Materials provided ▸
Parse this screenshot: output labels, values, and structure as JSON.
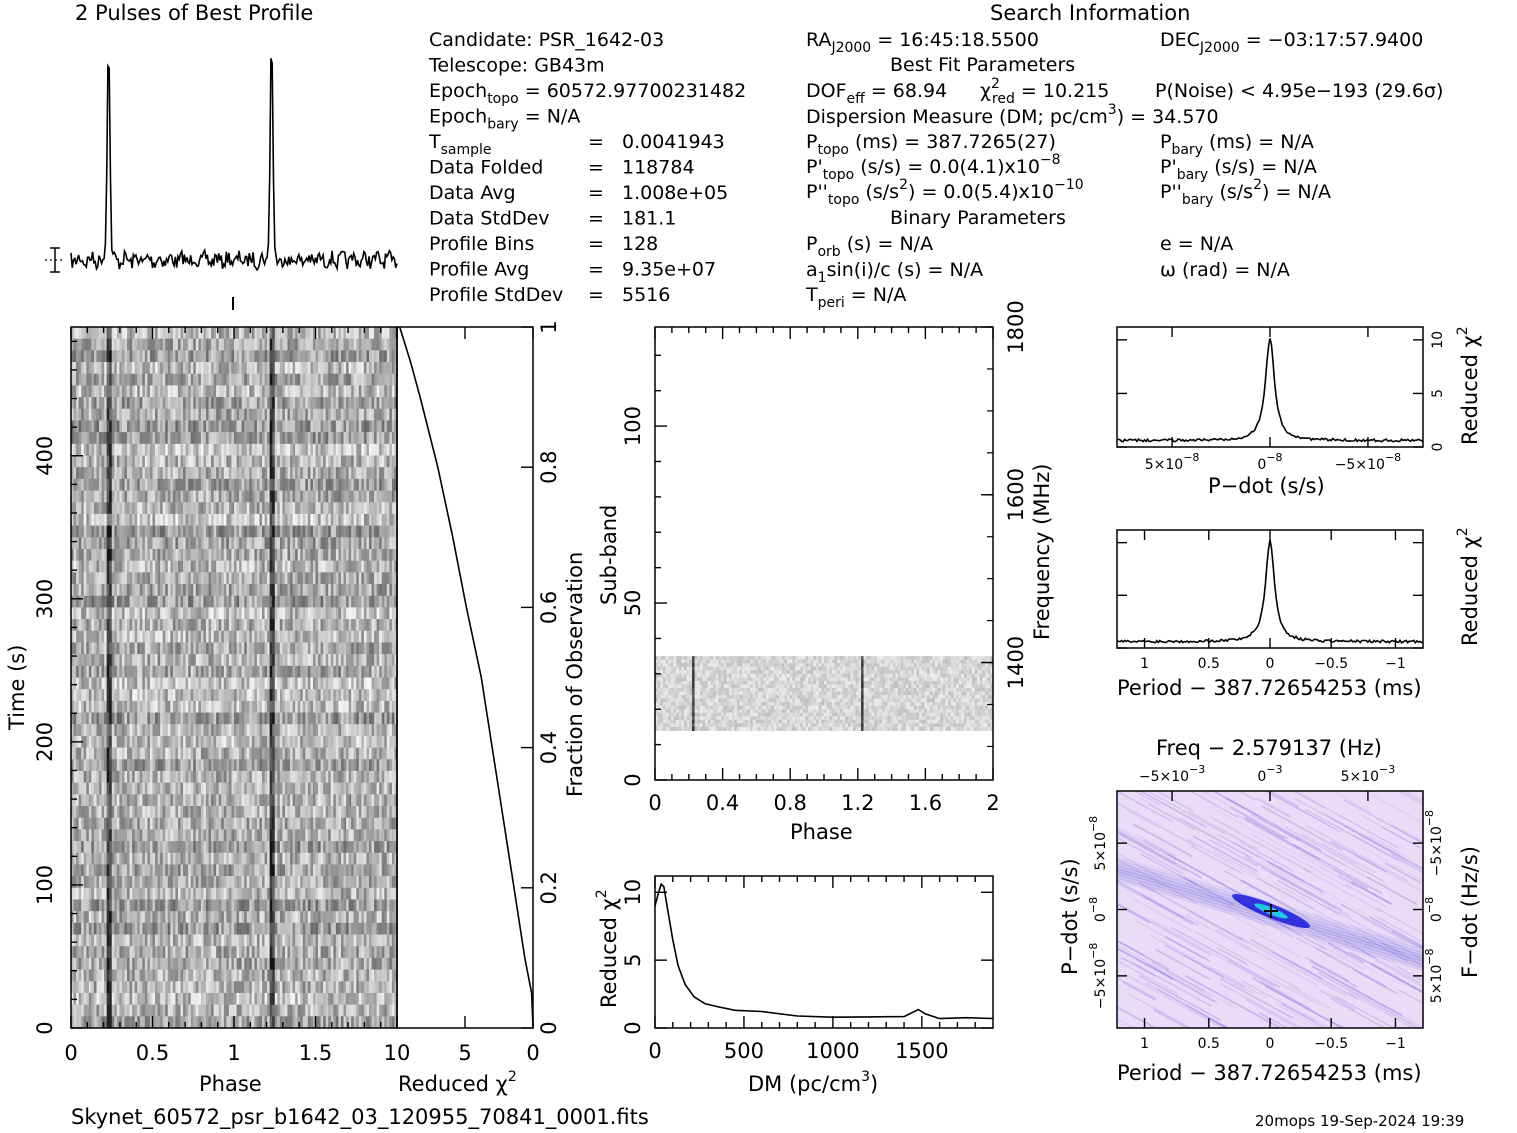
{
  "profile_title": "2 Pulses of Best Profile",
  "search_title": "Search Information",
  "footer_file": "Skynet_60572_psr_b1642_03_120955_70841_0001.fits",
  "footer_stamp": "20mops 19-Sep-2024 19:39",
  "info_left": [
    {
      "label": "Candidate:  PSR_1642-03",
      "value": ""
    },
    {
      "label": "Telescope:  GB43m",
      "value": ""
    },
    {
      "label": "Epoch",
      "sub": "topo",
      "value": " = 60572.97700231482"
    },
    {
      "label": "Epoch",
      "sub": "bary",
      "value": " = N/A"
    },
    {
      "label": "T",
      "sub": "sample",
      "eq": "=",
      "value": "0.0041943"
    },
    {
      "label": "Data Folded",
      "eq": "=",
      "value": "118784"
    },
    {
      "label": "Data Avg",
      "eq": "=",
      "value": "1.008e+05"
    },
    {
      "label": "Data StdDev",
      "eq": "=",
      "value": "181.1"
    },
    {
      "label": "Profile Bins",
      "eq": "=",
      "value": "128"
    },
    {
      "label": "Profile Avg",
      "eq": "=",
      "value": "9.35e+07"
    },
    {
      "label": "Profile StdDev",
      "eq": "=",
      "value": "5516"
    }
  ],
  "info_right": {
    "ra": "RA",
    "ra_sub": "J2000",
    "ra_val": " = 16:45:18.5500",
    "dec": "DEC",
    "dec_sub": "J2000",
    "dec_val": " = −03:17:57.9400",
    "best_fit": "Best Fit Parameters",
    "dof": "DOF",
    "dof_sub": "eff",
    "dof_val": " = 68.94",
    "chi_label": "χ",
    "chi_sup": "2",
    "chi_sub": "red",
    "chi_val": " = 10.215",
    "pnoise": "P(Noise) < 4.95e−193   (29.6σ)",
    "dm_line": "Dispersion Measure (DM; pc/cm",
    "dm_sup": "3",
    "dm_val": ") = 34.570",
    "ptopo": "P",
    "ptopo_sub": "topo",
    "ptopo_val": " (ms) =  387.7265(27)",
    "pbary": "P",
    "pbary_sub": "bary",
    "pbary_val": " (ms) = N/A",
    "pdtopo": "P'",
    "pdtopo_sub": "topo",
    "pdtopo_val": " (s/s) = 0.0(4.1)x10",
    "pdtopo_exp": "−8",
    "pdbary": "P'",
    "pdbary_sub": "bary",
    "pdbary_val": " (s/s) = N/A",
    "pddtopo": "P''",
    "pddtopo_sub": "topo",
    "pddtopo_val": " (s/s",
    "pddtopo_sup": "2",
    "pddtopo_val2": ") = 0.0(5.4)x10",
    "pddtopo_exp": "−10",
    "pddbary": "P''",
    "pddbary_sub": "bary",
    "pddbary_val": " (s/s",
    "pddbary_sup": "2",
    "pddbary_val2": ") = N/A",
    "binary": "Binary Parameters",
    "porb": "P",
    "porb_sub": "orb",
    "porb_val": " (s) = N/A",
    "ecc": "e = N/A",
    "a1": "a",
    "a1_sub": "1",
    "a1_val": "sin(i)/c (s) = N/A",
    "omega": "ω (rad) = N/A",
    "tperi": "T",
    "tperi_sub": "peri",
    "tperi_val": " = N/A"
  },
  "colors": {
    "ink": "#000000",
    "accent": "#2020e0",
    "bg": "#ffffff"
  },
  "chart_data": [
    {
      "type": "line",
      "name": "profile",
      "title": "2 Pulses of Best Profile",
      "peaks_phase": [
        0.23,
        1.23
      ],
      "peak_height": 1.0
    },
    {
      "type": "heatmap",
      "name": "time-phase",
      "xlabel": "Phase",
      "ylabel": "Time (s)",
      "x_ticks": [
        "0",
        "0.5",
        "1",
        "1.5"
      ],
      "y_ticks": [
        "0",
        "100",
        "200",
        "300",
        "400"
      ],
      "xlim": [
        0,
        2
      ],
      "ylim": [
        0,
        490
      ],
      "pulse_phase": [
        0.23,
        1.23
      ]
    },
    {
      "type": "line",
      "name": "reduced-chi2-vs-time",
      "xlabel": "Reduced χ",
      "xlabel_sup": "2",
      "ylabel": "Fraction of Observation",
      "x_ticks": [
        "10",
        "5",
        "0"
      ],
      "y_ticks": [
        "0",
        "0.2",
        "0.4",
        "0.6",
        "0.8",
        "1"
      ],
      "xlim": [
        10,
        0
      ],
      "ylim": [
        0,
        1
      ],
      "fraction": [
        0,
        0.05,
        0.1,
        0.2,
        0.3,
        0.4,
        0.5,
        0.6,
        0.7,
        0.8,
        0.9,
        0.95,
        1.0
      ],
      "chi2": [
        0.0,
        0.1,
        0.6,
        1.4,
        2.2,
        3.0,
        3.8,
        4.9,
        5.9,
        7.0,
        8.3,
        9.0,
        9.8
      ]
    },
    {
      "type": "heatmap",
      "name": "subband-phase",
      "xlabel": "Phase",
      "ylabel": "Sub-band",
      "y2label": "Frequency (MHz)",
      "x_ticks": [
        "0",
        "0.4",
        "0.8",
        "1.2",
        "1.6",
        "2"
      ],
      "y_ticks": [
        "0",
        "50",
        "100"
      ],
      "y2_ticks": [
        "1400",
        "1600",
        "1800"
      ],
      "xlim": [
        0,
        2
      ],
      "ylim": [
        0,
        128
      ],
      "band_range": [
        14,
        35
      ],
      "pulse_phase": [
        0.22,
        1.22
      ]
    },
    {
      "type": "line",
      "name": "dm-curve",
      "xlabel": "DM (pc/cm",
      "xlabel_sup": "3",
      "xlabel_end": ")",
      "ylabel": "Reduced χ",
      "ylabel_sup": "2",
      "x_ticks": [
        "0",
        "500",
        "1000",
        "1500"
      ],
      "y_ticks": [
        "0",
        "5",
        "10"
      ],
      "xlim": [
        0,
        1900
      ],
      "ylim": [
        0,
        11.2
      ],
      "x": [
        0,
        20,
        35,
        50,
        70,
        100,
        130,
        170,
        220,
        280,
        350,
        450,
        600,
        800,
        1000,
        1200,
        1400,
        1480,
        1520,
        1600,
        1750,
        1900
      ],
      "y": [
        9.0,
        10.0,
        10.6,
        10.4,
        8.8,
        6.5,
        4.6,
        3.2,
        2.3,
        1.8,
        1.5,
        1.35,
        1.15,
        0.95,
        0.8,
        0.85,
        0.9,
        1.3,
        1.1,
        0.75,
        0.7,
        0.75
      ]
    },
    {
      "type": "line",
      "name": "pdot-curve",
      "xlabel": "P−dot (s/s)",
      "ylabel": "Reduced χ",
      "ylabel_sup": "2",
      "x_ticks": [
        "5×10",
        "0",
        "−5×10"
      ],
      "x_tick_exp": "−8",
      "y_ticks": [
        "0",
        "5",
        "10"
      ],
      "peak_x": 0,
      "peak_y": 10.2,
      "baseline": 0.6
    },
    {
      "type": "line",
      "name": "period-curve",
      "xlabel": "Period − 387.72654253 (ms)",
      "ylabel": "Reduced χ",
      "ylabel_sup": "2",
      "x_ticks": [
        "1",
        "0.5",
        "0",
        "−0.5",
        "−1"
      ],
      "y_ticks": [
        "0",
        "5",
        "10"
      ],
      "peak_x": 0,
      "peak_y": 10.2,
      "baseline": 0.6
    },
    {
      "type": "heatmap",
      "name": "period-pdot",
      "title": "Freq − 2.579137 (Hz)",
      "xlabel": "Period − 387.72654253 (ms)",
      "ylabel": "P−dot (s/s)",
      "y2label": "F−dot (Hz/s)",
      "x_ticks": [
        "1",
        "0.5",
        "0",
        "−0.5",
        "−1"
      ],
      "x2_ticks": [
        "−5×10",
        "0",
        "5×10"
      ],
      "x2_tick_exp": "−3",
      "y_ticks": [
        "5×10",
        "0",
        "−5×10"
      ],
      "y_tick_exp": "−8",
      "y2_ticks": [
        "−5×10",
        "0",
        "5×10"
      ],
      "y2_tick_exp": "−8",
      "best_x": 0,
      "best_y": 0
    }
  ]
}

Required task ▸ Count the lines above that contain the word "Pulses", and reply with only that number.

Answer to this exercise ▸ 2